>> begin RECORDS SHOWN

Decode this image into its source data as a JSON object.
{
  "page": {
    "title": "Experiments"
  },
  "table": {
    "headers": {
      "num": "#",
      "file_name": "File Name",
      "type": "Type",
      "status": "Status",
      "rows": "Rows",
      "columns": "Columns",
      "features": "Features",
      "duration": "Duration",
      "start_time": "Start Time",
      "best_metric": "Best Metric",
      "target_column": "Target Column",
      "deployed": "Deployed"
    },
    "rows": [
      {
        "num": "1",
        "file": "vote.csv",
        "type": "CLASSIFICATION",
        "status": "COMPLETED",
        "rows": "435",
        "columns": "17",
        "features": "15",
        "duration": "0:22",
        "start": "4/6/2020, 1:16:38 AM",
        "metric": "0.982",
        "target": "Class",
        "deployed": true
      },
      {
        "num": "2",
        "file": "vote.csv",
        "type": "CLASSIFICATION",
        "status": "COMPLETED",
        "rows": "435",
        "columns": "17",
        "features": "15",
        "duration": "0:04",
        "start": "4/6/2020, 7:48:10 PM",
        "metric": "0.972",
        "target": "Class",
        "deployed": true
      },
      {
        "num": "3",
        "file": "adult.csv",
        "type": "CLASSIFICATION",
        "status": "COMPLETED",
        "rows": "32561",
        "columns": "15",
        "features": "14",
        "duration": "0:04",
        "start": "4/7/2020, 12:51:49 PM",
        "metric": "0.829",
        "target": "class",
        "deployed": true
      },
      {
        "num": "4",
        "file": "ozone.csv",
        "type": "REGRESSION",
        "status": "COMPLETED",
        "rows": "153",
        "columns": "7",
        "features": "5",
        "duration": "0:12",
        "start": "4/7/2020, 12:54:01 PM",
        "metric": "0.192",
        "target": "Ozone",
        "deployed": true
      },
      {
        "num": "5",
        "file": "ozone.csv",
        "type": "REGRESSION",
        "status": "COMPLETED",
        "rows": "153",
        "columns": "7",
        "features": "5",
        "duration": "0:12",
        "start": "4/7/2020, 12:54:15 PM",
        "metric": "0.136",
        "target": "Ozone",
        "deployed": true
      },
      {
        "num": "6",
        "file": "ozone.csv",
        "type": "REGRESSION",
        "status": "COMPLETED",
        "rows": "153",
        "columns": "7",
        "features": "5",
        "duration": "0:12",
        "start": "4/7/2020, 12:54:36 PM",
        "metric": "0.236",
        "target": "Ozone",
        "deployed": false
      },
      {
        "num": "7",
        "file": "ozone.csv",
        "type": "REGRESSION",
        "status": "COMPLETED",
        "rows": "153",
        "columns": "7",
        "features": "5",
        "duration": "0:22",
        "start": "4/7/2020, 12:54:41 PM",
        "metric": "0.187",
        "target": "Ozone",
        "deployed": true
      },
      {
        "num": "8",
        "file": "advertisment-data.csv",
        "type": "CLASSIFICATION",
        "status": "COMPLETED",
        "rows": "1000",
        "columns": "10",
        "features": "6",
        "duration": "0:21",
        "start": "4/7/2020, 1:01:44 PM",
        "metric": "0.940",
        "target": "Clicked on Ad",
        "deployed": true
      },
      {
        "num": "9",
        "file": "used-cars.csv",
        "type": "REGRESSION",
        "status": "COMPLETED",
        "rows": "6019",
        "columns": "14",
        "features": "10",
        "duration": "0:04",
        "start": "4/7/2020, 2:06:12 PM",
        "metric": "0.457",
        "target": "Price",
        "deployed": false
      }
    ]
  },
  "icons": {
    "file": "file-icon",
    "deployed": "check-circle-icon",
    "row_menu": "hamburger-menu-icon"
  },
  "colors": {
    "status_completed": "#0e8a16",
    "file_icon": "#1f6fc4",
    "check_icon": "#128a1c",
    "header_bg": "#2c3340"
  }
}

>> end RECORDS SHOWN
>> begin RECORDS SHOWN

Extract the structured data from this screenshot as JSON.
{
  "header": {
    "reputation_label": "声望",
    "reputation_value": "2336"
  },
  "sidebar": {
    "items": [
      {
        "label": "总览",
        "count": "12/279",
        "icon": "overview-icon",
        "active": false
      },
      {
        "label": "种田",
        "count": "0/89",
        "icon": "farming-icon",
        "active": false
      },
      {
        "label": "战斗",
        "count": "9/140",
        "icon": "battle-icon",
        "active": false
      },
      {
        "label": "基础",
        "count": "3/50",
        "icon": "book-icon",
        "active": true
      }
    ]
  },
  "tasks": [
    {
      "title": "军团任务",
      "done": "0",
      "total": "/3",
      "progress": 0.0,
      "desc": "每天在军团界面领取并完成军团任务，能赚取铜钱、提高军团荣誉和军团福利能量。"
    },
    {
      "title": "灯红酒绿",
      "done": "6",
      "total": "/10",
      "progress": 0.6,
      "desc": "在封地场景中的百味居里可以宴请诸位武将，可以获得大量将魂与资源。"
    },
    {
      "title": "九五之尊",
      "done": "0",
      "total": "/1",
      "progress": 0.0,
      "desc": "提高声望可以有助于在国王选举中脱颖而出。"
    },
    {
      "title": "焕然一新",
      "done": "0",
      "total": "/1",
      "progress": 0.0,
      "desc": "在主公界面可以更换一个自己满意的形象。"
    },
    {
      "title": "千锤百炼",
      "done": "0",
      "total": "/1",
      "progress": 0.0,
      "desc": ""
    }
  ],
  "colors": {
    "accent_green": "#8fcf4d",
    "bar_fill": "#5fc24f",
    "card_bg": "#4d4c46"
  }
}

>> end RECORDS SHOWN

EXERCISE
Isolate the lines above that contain the word "title" and copy them.

TASK SOLUTION
    "title": "Experiments"
      "title": "军团任务",
      "title": "灯红酒绿",
      "title": "九五之尊",
      "title": "焕然一新",
      "title": "千锤百炼",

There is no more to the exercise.